**DATA FOR ANALYSIS**.
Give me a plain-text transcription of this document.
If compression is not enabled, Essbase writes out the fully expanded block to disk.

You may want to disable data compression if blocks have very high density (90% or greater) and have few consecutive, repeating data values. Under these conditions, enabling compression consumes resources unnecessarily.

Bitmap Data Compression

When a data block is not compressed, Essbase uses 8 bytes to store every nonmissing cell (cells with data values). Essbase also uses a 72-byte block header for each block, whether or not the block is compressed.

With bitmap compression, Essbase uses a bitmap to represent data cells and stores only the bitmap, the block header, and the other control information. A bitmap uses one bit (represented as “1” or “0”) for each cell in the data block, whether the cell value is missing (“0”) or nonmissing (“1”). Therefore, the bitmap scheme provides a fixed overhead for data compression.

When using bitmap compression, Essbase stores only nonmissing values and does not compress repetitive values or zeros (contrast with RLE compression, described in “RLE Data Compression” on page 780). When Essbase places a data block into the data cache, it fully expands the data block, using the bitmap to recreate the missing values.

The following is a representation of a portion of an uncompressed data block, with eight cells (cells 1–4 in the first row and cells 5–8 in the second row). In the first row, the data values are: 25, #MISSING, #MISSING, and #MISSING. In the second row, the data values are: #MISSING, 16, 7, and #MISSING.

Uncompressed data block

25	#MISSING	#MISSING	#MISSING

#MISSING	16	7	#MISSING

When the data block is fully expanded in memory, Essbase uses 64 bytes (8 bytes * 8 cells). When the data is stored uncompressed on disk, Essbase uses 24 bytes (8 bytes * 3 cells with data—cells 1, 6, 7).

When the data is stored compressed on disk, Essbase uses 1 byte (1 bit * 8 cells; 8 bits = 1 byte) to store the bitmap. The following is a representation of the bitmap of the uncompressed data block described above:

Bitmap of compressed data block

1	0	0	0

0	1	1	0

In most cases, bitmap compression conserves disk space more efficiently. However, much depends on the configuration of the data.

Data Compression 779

**REQUIRED WORK**. From the listing, reproduce every line where the word "expanded" is present.

**TASK SOLUTION**.
If compression is not enabled, Essbase writes out the fully expanded block to disk.
When the data block is fully expanded in memory, Essbase uses 64 bytes (8 bytes * 8 cells). When the data is stored uncompressed on disk, Essbase uses 24 bytes (8 bytes * 3 cells with data—cells 1, 6, 7).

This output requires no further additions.